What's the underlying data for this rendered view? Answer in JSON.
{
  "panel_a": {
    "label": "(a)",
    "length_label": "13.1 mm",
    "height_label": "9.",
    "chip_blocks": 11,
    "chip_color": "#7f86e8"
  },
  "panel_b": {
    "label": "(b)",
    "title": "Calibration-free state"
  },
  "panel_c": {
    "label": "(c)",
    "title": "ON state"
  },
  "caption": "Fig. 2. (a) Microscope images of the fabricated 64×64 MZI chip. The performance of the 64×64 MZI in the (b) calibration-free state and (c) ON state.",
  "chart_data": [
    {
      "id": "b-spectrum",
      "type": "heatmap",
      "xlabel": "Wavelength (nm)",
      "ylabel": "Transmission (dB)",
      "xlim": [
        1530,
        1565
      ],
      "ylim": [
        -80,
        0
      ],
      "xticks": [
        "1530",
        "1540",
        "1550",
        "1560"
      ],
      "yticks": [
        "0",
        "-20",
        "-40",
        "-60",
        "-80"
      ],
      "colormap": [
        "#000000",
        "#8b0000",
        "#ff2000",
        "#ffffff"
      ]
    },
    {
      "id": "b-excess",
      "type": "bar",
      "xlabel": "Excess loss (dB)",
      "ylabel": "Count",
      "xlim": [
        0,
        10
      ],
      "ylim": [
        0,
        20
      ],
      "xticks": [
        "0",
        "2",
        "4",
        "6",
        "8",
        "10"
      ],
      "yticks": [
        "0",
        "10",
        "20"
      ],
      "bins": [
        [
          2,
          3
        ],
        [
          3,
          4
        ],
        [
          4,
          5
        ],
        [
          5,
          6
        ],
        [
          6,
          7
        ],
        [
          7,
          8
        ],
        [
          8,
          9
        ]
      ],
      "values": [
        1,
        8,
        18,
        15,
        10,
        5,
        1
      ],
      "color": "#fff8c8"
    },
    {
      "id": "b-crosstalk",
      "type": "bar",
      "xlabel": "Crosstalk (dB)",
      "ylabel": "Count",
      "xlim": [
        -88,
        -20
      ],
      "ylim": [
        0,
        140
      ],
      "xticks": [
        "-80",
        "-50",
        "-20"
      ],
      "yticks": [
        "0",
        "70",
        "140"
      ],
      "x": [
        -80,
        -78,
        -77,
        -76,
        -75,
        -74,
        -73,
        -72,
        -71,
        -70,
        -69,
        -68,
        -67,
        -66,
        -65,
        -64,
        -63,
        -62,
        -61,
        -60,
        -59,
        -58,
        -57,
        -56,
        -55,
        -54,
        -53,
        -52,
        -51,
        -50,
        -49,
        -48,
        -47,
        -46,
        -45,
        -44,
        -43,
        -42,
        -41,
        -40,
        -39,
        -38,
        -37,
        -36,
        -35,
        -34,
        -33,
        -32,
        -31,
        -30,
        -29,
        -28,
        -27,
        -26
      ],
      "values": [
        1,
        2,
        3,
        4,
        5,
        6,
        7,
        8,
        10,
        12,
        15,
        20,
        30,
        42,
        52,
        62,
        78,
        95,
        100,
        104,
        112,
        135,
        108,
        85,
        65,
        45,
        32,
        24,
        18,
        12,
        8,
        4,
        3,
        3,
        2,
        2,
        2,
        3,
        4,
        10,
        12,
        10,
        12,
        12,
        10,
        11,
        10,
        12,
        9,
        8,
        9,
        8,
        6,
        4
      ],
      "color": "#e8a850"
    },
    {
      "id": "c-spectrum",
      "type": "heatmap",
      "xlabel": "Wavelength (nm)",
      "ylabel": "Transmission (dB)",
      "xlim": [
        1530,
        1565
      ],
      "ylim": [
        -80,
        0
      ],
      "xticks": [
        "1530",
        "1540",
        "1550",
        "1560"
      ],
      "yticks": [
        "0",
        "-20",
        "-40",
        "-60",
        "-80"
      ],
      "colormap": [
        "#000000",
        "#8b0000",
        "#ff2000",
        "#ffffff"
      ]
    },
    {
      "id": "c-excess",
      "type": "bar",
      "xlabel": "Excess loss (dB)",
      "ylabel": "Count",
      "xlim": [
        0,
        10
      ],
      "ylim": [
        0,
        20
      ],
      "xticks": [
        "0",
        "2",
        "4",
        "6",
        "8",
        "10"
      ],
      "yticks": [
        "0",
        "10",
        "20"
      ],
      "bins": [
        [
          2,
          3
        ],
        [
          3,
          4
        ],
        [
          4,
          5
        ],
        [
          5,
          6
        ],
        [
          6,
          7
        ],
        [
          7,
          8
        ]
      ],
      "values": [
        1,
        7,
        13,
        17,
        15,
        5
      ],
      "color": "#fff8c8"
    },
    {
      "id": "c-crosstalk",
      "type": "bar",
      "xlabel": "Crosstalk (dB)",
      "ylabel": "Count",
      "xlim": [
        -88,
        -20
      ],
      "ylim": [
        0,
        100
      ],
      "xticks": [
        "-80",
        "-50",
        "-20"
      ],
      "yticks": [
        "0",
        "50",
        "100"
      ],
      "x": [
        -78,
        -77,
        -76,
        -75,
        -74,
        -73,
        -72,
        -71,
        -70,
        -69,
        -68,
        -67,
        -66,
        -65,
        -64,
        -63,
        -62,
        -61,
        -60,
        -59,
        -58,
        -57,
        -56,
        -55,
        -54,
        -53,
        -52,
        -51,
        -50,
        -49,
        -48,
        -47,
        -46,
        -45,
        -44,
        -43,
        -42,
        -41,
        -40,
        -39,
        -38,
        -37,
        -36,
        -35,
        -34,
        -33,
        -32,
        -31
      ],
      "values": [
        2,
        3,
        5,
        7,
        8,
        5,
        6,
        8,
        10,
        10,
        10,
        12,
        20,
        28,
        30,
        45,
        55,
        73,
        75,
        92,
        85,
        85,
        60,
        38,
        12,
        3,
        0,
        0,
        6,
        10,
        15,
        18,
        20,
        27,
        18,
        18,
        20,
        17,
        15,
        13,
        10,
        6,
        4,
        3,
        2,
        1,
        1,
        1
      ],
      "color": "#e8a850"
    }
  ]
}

| WRITTEN EXERCISE |
Reproduce the data in its entirety, matching each character.

| CORRECT RESPONSE |
What's the underlying data for this rendered view? Answer in JSON.
{
  "panel_a": {
    "label": "(a)",
    "length_label": "13.1 mm",
    "height_label": "9.",
    "chip_blocks": 11,
    "chip_color": "#7f86e8"
  },
  "panel_b": {
    "label": "(b)",
    "title": "Calibration-free state"
  },
  "panel_c": {
    "label": "(c)",
    "title": "ON state"
  },
  "caption": "Fig. 2. (a) Microscope images of the fabricated 64×64 MZI chip. The performance of the 64×64 MZI in the (b) calibration-free state and (c) ON state.",
  "chart_data": [
    {
      "id": "b-spectrum",
      "type": "heatmap",
      "xlabel": "Wavelength (nm)",
      "ylabel": "Transmission (dB)",
      "xlim": [
        1530,
        1565
      ],
      "ylim": [
        -80,
        0
      ],
      "xticks": [
        "1530",
        "1540",
        "1550",
        "1560"
      ],
      "yticks": [
        "0",
        "-20",
        "-40",
        "-60",
        "-80"
      ],
      "colormap": [
        "#000000",
        "#8b0000",
        "#ff2000",
        "#ffffff"
      ]
    },
    {
      "id": "b-excess",
      "type": "bar",
      "xlabel": "Excess loss (dB)",
      "ylabel": "Count",
      "xlim": [
        0,
        10
      ],
      "ylim": [
        0,
        20
      ],
      "xticks": [
        "0",
        "2",
        "4",
        "6",
        "8",
        "10"
      ],
      "yticks": [
        "0",
        "10",
        "20"
      ],
      "bins": [
        [
          2,
          3
        ],
        [
          3,
          4
        ],
        [
          4,
          5
        ],
        [
          5,
          6
        ],
        [
          6,
          7
        ],
        [
          7,
          8
        ],
        [
          8,
          9
        ]
      ],
      "values": [
        1,
        8,
        18,
        15,
        10,
        5,
        1
      ],
      "color": "#fff8c8"
    },
    {
      "id": "b-crosstalk",
      "type": "bar",
      "xlabel": "Crosstalk (dB)",
      "ylabel": "Count",
      "xlim": [
        -88,
        -20
      ],
      "ylim": [
        0,
        140
      ],
      "xticks": [
        "-80",
        "-50",
        "-20"
      ],
      "yticks": [
        "0",
        "70",
        "140"
      ],
      "x": [
        -80,
        -78,
        -77,
        -76,
        -75,
        -74,
        -73,
        -72,
        -71,
        -70,
        -69,
        -68,
        -67,
        -66,
        -65,
        -64,
        -63,
        -62,
        -61,
        -60,
        -59,
        -58,
        -57,
        -56,
        -55,
        -54,
        -53,
        -52,
        -51,
        -50,
        -49,
        -48,
        -47,
        -46,
        -45,
        -44,
        -43,
        -42,
        -41,
        -40,
        -39,
        -38,
        -37,
        -36,
        -35,
        -34,
        -33,
        -32,
        -31,
        -30,
        -29,
        -28,
        -27,
        -26
      ],
      "values": [
        1,
        2,
        3,
        4,
        5,
        6,
        7,
        8,
        10,
        12,
        15,
        20,
        30,
        42,
        52,
        62,
        78,
        95,
        100,
        104,
        112,
        135,
        108,
        85,
        65,
        45,
        32,
        24,
        18,
        12,
        8,
        4,
        3,
        3,
        2,
        2,
        2,
        3,
        4,
        10,
        12,
        10,
        12,
        12,
        10,
        11,
        10,
        12,
        9,
        8,
        9,
        8,
        6,
        4
      ],
      "color": "#e8a850"
    },
    {
      "id": "c-spectrum",
      "type": "heatmap",
      "xlabel": "Wavelength (nm)",
      "ylabel": "Transmission (dB)",
      "xlim": [
        1530,
        1565
      ],
      "ylim": [
        -80,
        0
      ],
      "xticks": [
        "1530",
        "1540",
        "1550",
        "1560"
      ],
      "yticks": [
        "0",
        "-20",
        "-40",
        "-60",
        "-80"
      ],
      "colormap": [
        "#000000",
        "#8b0000",
        "#ff2000",
        "#ffffff"
      ]
    },
    {
      "id": "c-excess",
      "type": "bar",
      "xlabel": "Excess loss (dB)",
      "ylabel": "Count",
      "xlim": [
        0,
        10
      ],
      "ylim": [
        0,
        20
      ],
      "xticks": [
        "0",
        "2",
        "4",
        "6",
        "8",
        "10"
      ],
      "yticks": [
        "0",
        "10",
        "20"
      ],
      "bins": [
        [
          2,
          3
        ],
        [
          3,
          4
        ],
        [
          4,
          5
        ],
        [
          5,
          6
        ],
        [
          6,
          7
        ],
        [
          7,
          8
        ]
      ],
      "values": [
        1,
        7,
        13,
        17,
        15,
        5
      ],
      "color": "#fff8c8"
    },
    {
      "id": "c-crosstalk",
      "type": "bar",
      "xlabel": "Crosstalk (dB)",
      "ylabel": "Count",
      "xlim": [
        -88,
        -20
      ],
      "ylim": [
        0,
        100
      ],
      "xticks": [
        "-80",
        "-50",
        "-20"
      ],
      "yticks": [
        "0",
        "50",
        "100"
      ],
      "x": [
        -78,
        -77,
        -76,
        -75,
        -74,
        -73,
        -72,
        -71,
        -70,
        -69,
        -68,
        -67,
        -66,
        -65,
        -64,
        -63,
        -62,
        -61,
        -60,
        -59,
        -58,
        -57,
        -56,
        -55,
        -54,
        -53,
        -52,
        -51,
        -50,
        -49,
        -48,
        -47,
        -46,
        -45,
        -44,
        -43,
        -42,
        -41,
        -40,
        -39,
        -38,
        -37,
        -36,
        -35,
        -34,
        -33,
        -32,
        -31
      ],
      "values": [
        2,
        3,
        5,
        7,
        8,
        5,
        6,
        8,
        10,
        10,
        10,
        12,
        20,
        28,
        30,
        45,
        55,
        73,
        75,
        92,
        85,
        85,
        60,
        38,
        12,
        3,
        0,
        0,
        6,
        10,
        15,
        18,
        20,
        27,
        18,
        18,
        20,
        17,
        15,
        13,
        10,
        6,
        4,
        3,
        2,
        1,
        1,
        1
      ],
      "color": "#e8a850"
    }
  ]
}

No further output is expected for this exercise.